DIRECTIONS FOR THIS TASK =>
The data below should be printed in full, exactly, and without any of its images.

LISTED RECORDS =>
^^^^^^^^

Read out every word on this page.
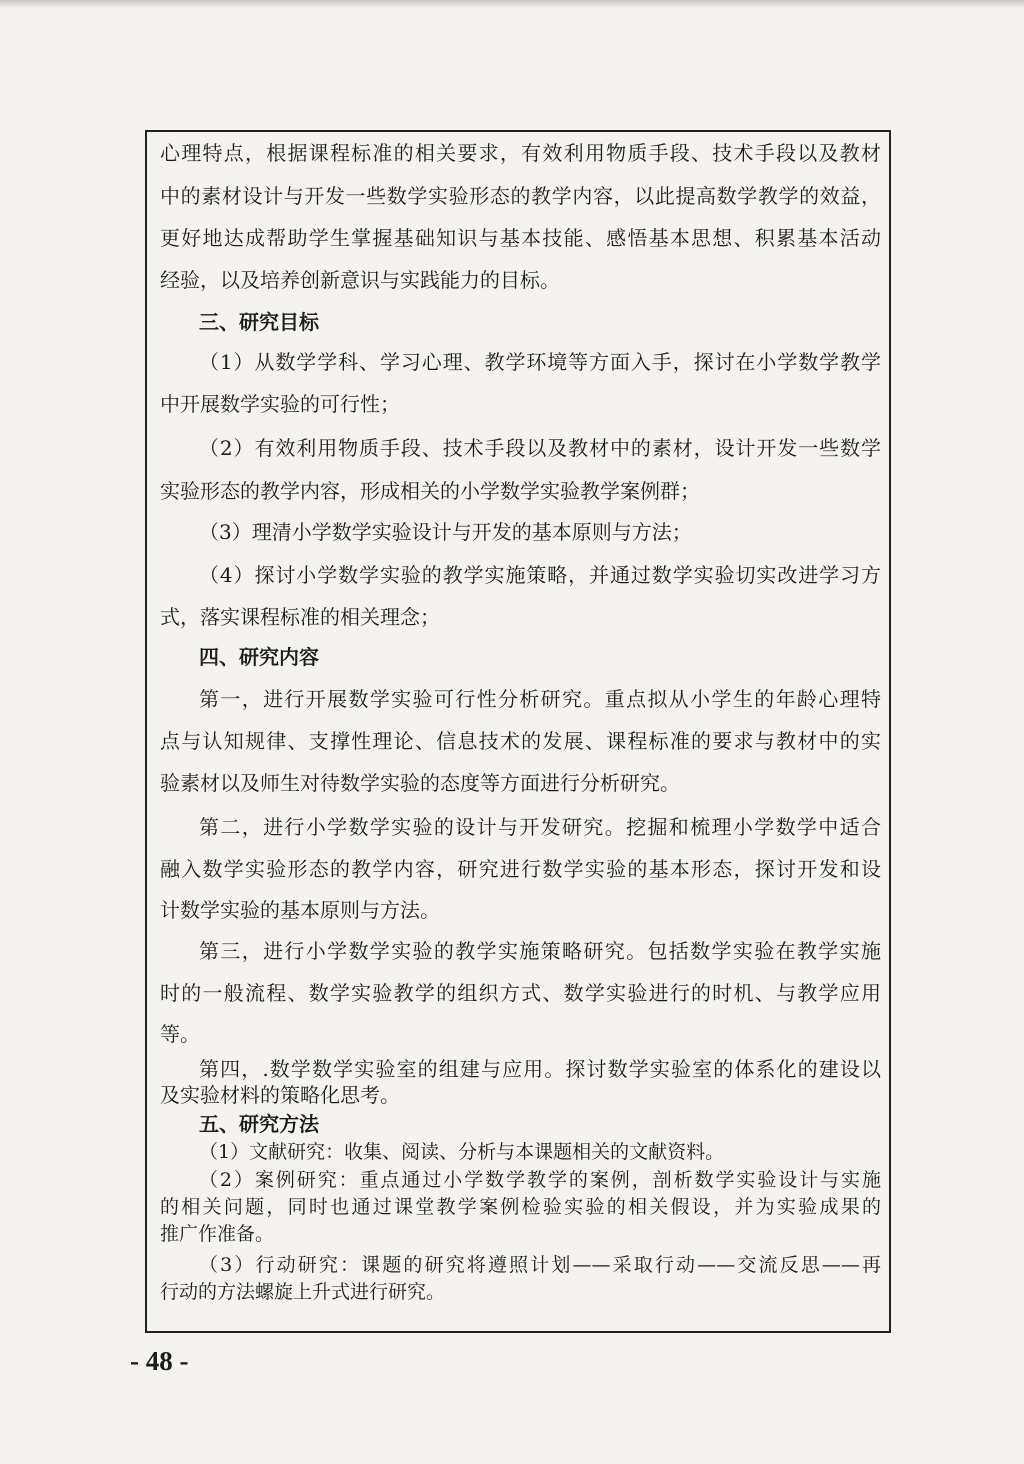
心理特点，根据课程标准的相关要求，有效利用物质手段、技术手段以及教材
中的素材设计与开发一些数学实验形态的教学内容，以此提高数学教学的效益，
更好地达成帮助学生掌握基础知识与基本技能、感悟基本思想、积累基本活动
经验，以及培养创新意识与实践能力的目标。
三、研究目标
（1）从数学学科、学习心理、教学环境等方面入手，探讨在小学数学教学
中开展数学实验的可行性；
（2）有效利用物质手段、技术手段以及教材中的素材，设计开发一些数学
实验形态的教学内容，形成相关的小学数学实验教学案例群；
（3）理清小学数学实验设计与开发的基本原则与方法；
（4）探讨小学数学实验的教学实施策略，并通过数学实验切实改进学习方
式，落实课程标准的相关理念；
四、研究内容
第一，进行开展数学实验可行性分析研究。重点拟从小学生的年龄心理特
点与认知规律、支撑性理论、信息技术的发展、课程标准的要求与教材中的实
验素材以及师生对待数学实验的态度等方面进行分析研究。
第二，进行小学数学实验的设计与开发研究。挖掘和梳理小学数学中适合
融入数学实验形态的教学内容，研究进行数学实验的基本形态，探讨开发和设
计数学实验的基本原则与方法。
第三，进行小学数学实验的教学实施策略研究。包括数学实验在教学实施
时的一般流程、数学实验教学的组织方式、数学实验进行的时机、与教学应用
等。
第四，.数学数学实验室的组建与应用。探讨数学实验室的体系化的建设以
及实验材料的策略化思考。
五、研究方法
（1）文献研究：收集、阅读、分析与本课题相关的文献资料。
（2）案例研究：重点通过小学数学教学的案例，剖析数学实验设计与实施
的相关问题，同时也通过课堂教学案例检验实验的相关假设，并为实验成果的
推广作准备。
（3）行动研究：课题的研究将遵照计划——采取行动——交流反思——再
行动的方法螺旋上升式进行研究。
- 48 -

^^^^^^^^

CORRECT OUTPUT =>
Read out every word on this page.
心理特点，根据课程标准的相关要求，有效利用物质手段、技术手段以及教材
中的素材设计与开发一些数学实验形态的教学内容，以此提高数学教学的效益，
更好地达成帮助学生掌握基础知识与基本技能、感悟基本思想、积累基本活动
经验，以及培养创新意识与实践能力的目标。
三、研究目标
（1）从数学学科、学习心理、教学环境等方面入手，探讨在小学数学教学
中开展数学实验的可行性；
（2）有效利用物质手段、技术手段以及教材中的素材，设计开发一些数学
实验形态的教学内容，形成相关的小学数学实验教学案例群；
（3）理清小学数学实验设计与开发的基本原则与方法；
（4）探讨小学数学实验的教学实施策略，并通过数学实验切实改进学习方
式，落实课程标准的相关理念；
四、研究内容
第一，进行开展数学实验可行性分析研究。重点拟从小学生的年龄心理特
点与认知规律、支撑性理论、信息技术的发展、课程标准的要求与教材中的实
验素材以及师生对待数学实验的态度等方面进行分析研究。
第二，进行小学数学实验的设计与开发研究。挖掘和梳理小学数学中适合
融入数学实验形态的教学内容，研究进行数学实验的基本形态，探讨开发和设
计数学实验的基本原则与方法。
第三，进行小学数学实验的教学实施策略研究。包括数学实验在教学实施
时的一般流程、数学实验教学的组织方式、数学实验进行的时机、与教学应用
等。
第四，.数学数学实验室的组建与应用。探讨数学实验室的体系化的建设以
及实验材料的策略化思考。
五、研究方法
（1）文献研究：收集、阅读、分析与本课题相关的文献资料。
（2）案例研究：重点通过小学数学教学的案例，剖析数学实验设计与实施
的相关问题，同时也通过课堂教学案例检验实验的相关假设，并为实验成果的
推广作准备。
（3）行动研究：课题的研究将遵照计划——采取行动——交流反思——再
行动的方法螺旋上升式进行研究。
- 48 -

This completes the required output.